**Records provided**.
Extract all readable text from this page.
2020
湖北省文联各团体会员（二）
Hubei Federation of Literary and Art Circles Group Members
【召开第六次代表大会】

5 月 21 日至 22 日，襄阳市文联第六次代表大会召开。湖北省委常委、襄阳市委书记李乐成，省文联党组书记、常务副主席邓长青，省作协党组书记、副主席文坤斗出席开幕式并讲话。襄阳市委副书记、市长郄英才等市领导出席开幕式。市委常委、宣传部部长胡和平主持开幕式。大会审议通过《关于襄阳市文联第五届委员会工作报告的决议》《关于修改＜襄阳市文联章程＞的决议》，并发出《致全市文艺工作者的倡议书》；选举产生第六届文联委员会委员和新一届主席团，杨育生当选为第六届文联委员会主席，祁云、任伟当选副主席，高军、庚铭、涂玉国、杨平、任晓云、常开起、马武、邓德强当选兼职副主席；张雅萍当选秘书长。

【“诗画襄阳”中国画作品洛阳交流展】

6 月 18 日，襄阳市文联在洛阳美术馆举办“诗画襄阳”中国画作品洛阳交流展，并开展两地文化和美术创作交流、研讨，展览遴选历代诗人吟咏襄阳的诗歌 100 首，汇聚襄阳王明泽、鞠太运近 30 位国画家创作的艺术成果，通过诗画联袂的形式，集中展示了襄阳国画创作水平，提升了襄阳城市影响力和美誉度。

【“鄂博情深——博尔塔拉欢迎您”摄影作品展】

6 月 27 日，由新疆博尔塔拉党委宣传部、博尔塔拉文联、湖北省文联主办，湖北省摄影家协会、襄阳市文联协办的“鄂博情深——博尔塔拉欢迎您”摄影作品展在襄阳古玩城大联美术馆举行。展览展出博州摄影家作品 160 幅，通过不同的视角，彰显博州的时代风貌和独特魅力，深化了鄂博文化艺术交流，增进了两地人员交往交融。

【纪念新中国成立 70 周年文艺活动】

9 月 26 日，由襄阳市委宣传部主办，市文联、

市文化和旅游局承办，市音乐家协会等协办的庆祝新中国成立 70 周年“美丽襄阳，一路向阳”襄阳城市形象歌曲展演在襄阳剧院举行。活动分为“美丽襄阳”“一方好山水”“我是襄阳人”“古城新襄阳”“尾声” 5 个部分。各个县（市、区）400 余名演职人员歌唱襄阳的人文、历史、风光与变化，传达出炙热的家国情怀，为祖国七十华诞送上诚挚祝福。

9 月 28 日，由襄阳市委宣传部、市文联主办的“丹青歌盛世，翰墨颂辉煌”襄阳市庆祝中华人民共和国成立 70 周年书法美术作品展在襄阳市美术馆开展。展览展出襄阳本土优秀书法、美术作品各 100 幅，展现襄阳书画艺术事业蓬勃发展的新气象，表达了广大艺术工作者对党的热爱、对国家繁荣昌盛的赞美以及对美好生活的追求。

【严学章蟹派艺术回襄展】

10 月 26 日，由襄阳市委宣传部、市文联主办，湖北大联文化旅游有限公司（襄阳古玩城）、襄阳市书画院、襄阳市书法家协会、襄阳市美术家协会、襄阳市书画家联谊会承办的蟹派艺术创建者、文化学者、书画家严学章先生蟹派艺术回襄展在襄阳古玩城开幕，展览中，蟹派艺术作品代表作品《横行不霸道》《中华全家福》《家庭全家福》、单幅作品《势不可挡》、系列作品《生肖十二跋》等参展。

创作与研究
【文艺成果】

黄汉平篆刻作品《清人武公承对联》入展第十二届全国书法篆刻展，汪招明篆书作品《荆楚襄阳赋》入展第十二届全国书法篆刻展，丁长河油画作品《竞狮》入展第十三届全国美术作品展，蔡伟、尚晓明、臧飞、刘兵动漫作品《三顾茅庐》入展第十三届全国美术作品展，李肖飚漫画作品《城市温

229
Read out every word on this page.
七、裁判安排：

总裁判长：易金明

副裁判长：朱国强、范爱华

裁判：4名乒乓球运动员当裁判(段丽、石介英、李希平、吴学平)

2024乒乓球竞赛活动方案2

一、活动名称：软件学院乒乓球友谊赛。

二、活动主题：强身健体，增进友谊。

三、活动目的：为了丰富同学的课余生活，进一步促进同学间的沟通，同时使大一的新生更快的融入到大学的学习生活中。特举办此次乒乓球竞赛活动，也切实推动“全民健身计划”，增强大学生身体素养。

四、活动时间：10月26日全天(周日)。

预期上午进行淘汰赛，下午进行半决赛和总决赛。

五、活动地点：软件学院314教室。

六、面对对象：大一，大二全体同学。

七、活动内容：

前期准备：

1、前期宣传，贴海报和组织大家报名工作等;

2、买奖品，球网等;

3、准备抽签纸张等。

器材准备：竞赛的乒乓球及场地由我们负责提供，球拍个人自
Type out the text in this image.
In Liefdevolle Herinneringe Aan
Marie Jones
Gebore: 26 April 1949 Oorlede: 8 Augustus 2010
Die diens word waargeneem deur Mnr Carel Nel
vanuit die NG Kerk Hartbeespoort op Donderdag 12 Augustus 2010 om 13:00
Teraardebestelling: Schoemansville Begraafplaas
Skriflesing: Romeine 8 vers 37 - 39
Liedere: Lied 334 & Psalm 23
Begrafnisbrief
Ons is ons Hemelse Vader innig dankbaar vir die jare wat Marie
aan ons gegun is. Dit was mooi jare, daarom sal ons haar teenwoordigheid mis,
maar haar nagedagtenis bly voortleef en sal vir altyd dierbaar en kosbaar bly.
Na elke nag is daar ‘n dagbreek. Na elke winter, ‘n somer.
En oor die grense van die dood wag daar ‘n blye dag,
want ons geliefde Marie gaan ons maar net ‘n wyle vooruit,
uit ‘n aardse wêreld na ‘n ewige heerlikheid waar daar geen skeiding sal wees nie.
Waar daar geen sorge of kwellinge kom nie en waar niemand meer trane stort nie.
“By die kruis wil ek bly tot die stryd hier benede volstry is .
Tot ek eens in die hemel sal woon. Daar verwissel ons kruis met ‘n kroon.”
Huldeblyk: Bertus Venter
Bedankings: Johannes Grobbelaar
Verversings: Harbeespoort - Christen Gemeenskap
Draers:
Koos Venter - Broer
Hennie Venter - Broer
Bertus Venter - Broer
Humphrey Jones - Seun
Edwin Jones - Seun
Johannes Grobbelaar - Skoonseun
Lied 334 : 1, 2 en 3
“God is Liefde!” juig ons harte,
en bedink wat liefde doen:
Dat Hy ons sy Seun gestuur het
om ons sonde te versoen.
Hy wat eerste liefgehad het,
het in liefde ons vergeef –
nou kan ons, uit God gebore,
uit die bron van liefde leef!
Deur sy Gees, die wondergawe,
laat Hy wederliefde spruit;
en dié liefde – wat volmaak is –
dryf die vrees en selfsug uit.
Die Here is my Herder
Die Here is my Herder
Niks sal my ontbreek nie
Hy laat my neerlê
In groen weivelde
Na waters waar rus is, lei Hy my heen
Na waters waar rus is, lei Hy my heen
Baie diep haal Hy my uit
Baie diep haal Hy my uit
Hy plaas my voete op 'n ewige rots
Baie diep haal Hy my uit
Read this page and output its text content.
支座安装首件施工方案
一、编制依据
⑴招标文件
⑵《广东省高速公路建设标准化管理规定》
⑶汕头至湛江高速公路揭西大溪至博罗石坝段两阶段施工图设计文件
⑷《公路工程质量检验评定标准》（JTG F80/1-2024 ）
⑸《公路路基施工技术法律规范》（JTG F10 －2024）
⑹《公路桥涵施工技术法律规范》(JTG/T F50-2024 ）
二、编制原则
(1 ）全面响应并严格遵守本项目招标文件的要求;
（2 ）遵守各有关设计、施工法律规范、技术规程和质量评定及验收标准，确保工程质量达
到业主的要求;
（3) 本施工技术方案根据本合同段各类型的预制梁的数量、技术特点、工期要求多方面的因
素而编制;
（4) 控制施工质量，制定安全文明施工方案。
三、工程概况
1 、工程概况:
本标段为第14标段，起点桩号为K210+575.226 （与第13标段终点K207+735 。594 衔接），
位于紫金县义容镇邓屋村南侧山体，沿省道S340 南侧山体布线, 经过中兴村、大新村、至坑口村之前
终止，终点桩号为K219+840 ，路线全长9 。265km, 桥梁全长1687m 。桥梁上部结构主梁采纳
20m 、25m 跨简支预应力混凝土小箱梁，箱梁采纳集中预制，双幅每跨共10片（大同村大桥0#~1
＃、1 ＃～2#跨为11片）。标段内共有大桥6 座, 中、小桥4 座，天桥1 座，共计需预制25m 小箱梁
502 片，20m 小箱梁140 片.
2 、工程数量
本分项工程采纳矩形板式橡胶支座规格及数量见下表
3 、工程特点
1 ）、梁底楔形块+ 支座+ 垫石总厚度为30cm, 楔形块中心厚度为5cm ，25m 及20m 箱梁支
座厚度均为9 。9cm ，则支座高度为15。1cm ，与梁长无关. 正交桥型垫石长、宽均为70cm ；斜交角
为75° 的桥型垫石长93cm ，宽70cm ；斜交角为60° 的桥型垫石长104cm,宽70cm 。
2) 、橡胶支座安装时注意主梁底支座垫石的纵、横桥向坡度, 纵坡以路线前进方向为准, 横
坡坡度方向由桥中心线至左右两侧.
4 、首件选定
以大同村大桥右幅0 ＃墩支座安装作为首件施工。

**Work to be completed**.
Reproduce every line of the listing above in which the string "鄂博情深" appears.

**Task response**.
【“鄂博情深——博尔塔拉欢迎您”摄影作品展】
6 月 27 日，由新疆博尔塔拉党委宣传部、博尔塔拉文联、湖北省文联主办，湖北省摄影家协会、襄阳市文联协办的“鄂博情深——博尔塔拉欢迎您”摄影作品展在襄阳古玩城大联美术馆举行。展览展出博州摄影家作品 160 幅，通过不同的视角，彰显博州的时代风貌和独特魅力，深化了鄂博文化艺术交流，增进了两地人员交往交融。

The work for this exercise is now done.